▶ [DIRECTIVE] Each record below is to be reproduced without any change.

[Extracted records]
<<<<

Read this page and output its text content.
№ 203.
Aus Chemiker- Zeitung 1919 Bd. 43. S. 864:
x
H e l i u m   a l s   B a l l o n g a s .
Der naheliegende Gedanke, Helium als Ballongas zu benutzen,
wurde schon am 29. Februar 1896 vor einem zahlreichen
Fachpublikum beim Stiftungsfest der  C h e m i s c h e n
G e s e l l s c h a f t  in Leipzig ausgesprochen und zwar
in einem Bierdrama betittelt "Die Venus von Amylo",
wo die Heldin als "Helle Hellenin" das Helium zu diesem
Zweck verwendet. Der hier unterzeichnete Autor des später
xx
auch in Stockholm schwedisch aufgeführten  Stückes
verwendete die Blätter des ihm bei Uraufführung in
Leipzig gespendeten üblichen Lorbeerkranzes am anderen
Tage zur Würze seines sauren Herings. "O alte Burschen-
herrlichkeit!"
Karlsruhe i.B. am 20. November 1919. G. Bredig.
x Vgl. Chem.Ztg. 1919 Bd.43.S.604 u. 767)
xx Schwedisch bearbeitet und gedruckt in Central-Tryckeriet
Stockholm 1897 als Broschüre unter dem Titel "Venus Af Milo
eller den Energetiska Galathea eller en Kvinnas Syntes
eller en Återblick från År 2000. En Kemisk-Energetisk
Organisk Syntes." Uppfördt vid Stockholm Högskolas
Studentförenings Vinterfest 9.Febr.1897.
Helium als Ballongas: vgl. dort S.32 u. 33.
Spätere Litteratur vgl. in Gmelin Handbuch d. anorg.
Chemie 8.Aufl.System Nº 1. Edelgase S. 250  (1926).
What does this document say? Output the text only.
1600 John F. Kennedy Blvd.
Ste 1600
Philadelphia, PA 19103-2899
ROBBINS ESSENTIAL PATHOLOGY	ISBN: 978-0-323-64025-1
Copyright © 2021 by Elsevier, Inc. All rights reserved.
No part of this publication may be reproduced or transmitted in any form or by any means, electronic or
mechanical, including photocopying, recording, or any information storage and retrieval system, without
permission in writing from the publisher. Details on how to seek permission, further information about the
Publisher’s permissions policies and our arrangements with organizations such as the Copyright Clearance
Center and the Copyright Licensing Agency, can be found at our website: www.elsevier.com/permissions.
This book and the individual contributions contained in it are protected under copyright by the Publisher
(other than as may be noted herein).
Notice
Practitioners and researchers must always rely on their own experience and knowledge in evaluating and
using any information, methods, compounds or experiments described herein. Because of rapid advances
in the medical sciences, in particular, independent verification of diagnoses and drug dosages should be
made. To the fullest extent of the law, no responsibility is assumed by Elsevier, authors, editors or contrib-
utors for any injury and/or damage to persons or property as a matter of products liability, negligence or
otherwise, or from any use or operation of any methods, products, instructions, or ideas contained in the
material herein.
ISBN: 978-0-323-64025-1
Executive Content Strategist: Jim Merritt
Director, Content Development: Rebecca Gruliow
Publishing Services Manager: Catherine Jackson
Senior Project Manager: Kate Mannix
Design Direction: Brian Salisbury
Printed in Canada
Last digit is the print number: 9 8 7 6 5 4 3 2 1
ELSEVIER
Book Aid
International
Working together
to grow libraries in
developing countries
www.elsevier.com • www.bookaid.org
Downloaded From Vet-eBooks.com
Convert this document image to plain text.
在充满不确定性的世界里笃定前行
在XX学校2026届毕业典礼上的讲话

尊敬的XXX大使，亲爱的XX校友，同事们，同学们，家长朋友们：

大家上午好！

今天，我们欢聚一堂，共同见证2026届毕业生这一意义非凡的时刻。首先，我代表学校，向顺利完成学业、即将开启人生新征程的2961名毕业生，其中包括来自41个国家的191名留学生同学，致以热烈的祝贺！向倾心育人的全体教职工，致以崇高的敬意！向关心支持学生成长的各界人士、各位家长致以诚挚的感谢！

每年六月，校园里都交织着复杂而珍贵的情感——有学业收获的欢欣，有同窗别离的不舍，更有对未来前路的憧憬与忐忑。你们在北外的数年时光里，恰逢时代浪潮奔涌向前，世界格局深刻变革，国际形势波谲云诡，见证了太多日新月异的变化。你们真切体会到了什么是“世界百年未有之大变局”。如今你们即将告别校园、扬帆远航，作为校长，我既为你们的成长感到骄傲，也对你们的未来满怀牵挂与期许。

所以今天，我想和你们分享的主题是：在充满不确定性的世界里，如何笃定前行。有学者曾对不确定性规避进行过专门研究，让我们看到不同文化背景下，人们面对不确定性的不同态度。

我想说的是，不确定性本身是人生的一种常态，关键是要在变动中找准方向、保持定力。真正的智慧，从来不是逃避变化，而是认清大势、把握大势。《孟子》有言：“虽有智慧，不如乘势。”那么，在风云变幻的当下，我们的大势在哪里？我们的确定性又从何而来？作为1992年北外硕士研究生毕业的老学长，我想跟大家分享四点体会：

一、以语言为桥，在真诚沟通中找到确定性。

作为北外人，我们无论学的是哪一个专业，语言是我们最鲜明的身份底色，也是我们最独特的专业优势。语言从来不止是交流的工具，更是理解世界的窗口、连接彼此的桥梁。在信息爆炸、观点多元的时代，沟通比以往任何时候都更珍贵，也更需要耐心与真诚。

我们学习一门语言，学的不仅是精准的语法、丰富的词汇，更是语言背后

>>>>

▶ [RESPONSE]
Read this page and output its text content.
№ 203.
Aus Chemiker- Zeitung 1919 Bd. 43. S. 864:
x
H e l i u m   a l s   B a l l o n g a s .
Der naheliegende Gedanke, Helium als Ballongas zu benutzen,
wurde schon am 29. Februar 1896 vor einem zahlreichen
Fachpublikum beim Stiftungsfest der  C h e m i s c h e n
G e s e l l s c h a f t  in Leipzig ausgesprochen und zwar
in einem Bierdrama betittelt "Die Venus von Amylo",
wo die Heldin als "Helle Hellenin" das Helium zu diesem
Zweck verwendet. Der hier unterzeichnete Autor des später
xx
auch in Stockholm schwedisch aufgeführten  Stückes
verwendete die Blätter des ihm bei Uraufführung in
Leipzig gespendeten üblichen Lorbeerkranzes am anderen
Tage zur Würze seines sauren Herings. "O alte Burschen-
herrlichkeit!"
Karlsruhe i.B. am 20. November 1919. G. Bredig.
x Vgl. Chem.Ztg. 1919 Bd.43.S.604 u. 767)
xx Schwedisch bearbeitet und gedruckt in Central-Tryckeriet
Stockholm 1897 als Broschüre unter dem Titel "Venus Af Milo
eller den Energetiska Galathea eller en Kvinnas Syntes
eller en Återblick från År 2000. En Kemisk-Energetisk
Organisk Syntes." Uppfördt vid Stockholm Högskolas
Studentförenings Vinterfest 9.Febr.1897.
Helium als Ballongas: vgl. dort S.32 u. 33.
Spätere Litteratur vgl. in Gmelin Handbuch d. anorg.
Chemie 8.Aufl.System Nº 1. Edelgase S. 250  (1926).
What does this document say? Output the text only.
1600 John F. Kennedy Blvd.
Ste 1600
Philadelphia, PA 19103-2899
ROBBINS ESSENTIAL PATHOLOGY	ISBN: 978-0-323-64025-1
Copyright © 2021 by Elsevier, Inc. All rights reserved.
No part of this publication may be reproduced or transmitted in any form or by any means, electronic or
mechanical, including photocopying, recording, or any information storage and retrieval system, without
permission in writing from the publisher. Details on how to seek permission, further information about the
Publisher’s permissions policies and our arrangements with organizations such as the Copyright Clearance
Center and the Copyright Licensing Agency, can be found at our website: www.elsevier.com/permissions.
This book and the individual contributions contained in it are protected under copyright by the Publisher
(other than as may be noted herein).
Notice
Practitioners and researchers must always rely on their own experience and knowledge in evaluating and
using any information, methods, compounds or experiments described herein. Because of rapid advances
in the medical sciences, in particular, independent verification of diagnoses and drug dosages should be
made. To the fullest extent of the law, no responsibility is assumed by Elsevier, authors, editors or contrib-
utors for any injury and/or damage to persons or property as a matter of products liability, negligence or
otherwise, or from any use or operation of any methods, products, instructions, or ideas contained in the
material herein.
ISBN: 978-0-323-64025-1
Executive Content Strategist: Jim Merritt
Director, Content Development: Rebecca Gruliow
Publishing Services Manager: Catherine Jackson
Senior Project Manager: Kate Mannix
Design Direction: Brian Salisbury
Printed in Canada
Last digit is the print number: 9 8 7 6 5 4 3 2 1
ELSEVIER
Book Aid
International
Working together
to grow libraries in
developing countries
www.elsevier.com • www.bookaid.org
Downloaded From Vet-eBooks.com
Convert this document image to plain text.
在充满不确定性的世界里笃定前行
在XX学校2026届毕业典礼上的讲话

尊敬的XXX大使，亲爱的XX校友，同事们，同学们，家长朋友们：

大家上午好！

今天，我们欢聚一堂，共同见证2026届毕业生这一意义非凡的时刻。首先，我代表学校，向顺利完成学业、即将开启人生新征程的2961名毕业生，其中包括来自41个国家的191名留学生同学，致以热烈的祝贺！向倾心育人的全体教职工，致以崇高的敬意！向关心支持学生成长的各界人士、各位家长致以诚挚的感谢！

每年六月，校园里都交织着复杂而珍贵的情感——有学业收获的欢欣，有同窗别离的不舍，更有对未来前路的憧憬与忐忑。你们在北外的数年时光里，恰逢时代浪潮奔涌向前，世界格局深刻变革，国际形势波谲云诡，见证了太多日新月异的变化。你们真切体会到了什么是“世界百年未有之大变局”。如今你们即将告别校园、扬帆远航，作为校长，我既为你们的成长感到骄傲，也对你们的未来满怀牵挂与期许。

所以今天，我想和你们分享的主题是：在充满不确定性的世界里，如何笃定前行。有学者曾对不确定性规避进行过专门研究，让我们看到不同文化背景下，人们面对不确定性的不同态度。

我想说的是，不确定性本身是人生的一种常态，关键是要在变动中找准方向、保持定力。真正的智慧，从来不是逃避变化，而是认清大势、把握大势。《孟子》有言：“虽有智慧，不如乘势。”那么，在风云变幻的当下，我们的大势在哪里？我们的确定性又从何而来？作为1992年北外硕士研究生毕业的老学长，我想跟大家分享四点体会：

一、以语言为桥，在真诚沟通中找到确定性。

作为北外人，我们无论学的是哪一个专业，语言是我们最鲜明的身份底色，也是我们最独特的专业优势。语言从来不止是交流的工具，更是理解世界的窗口、连接彼此的桥梁。在信息爆炸、观点多元的时代，沟通比以往任何时候都更珍贵，也更需要耐心与真诚。

我们学习一门语言，学的不仅是精准的语法、丰富的词汇，更是语言背后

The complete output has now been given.